Data rows.
________

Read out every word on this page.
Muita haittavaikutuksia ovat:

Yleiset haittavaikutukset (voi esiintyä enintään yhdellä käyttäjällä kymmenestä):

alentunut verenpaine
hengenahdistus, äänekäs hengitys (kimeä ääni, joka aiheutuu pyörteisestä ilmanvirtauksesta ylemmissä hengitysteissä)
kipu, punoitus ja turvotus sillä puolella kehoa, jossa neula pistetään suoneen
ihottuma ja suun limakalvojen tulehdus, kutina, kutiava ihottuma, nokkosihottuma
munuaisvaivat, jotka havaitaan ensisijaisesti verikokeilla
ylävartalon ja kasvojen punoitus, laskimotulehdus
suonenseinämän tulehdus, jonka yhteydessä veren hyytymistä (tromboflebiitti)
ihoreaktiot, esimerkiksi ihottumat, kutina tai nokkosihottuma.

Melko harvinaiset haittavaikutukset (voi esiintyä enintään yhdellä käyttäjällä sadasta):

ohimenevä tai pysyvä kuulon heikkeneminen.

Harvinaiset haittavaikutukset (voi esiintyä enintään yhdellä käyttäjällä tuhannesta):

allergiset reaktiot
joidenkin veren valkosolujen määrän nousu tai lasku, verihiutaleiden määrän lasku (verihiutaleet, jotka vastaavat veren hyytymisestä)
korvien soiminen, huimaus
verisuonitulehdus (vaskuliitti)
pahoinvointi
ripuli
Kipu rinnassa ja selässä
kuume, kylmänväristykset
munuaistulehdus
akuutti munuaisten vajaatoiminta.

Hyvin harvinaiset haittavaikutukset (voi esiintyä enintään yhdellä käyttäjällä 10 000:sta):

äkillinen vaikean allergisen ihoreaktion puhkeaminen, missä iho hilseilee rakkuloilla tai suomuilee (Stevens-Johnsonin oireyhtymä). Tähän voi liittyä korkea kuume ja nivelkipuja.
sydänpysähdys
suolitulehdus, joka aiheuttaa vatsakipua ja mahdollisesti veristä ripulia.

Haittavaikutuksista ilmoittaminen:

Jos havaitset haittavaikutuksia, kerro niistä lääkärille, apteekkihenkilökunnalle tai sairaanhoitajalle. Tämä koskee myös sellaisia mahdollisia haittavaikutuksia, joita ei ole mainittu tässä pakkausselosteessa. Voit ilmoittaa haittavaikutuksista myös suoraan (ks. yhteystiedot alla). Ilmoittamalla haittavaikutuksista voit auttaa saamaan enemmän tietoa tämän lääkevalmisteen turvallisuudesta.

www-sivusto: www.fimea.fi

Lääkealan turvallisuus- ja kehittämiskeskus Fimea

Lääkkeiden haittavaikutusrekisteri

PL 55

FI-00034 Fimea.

________

Challenge. Using the data above, repeat every line exactly.

Response to this exercise.
Read out every word on this page.
Muita haittavaikutuksia ovat:

Yleiset haittavaikutukset (voi esiintyä enintään yhdellä käyttäjällä kymmenestä):

alentunut verenpaine
hengenahdistus, äänekäs hengitys (kimeä ääni, joka aiheutuu pyörteisestä ilmanvirtauksesta ylemmissä hengitysteissä)
kipu, punoitus ja turvotus sillä puolella kehoa, jossa neula pistetään suoneen
ihottuma ja suun limakalvojen tulehdus, kutina, kutiava ihottuma, nokkosihottuma
munuaisvaivat, jotka havaitaan ensisijaisesti verikokeilla
ylävartalon ja kasvojen punoitus, laskimotulehdus
suonenseinämän tulehdus, jonka yhteydessä veren hyytymistä (tromboflebiitti)
ihoreaktiot, esimerkiksi ihottumat, kutina tai nokkosihottuma.

Melko harvinaiset haittavaikutukset (voi esiintyä enintään yhdellä käyttäjällä sadasta):

ohimenevä tai pysyvä kuulon heikkeneminen.

Harvinaiset haittavaikutukset (voi esiintyä enintään yhdellä käyttäjällä tuhannesta):

allergiset reaktiot
joidenkin veren valkosolujen määrän nousu tai lasku, verihiutaleiden määrän lasku (verihiutaleet, jotka vastaavat veren hyytymisestä)
korvien soiminen, huimaus
verisuonitulehdus (vaskuliitti)
pahoinvointi
ripuli
Kipu rinnassa ja selässä
kuume, kylmänväristykset
munuaistulehdus
akuutti munuaisten vajaatoiminta.

Hyvin harvinaiset haittavaikutukset (voi esiintyä enintään yhdellä käyttäjällä 10 000:sta):

äkillinen vaikean allergisen ihoreaktion puhkeaminen, missä iho hilseilee rakkuloilla tai suomuilee (Stevens-Johnsonin oireyhtymä). Tähän voi liittyä korkea kuume ja nivelkipuja.
sydänpysähdys
suolitulehdus, joka aiheuttaa vatsakipua ja mahdollisesti veristä ripulia.

Haittavaikutuksista ilmoittaminen:

Jos havaitset haittavaikutuksia, kerro niistä lääkärille, apteekkihenkilökunnalle tai sairaanhoitajalle. Tämä koskee myös sellaisia mahdollisia haittavaikutuksia, joita ei ole mainittu tässä pakkausselosteessa. Voit ilmoittaa haittavaikutuksista myös suoraan (ks. yhteystiedot alla). Ilmoittamalla haittavaikutuksista voit auttaa saamaan enemmän tietoa tämän lääkevalmisteen turvallisuudesta.

www-sivusto: www.fimea.fi

Lääkealan turvallisuus- ja kehittämiskeskus Fimea

Lääkkeiden haittavaikutusrekisteri

PL 55

FI-00034 Fimea.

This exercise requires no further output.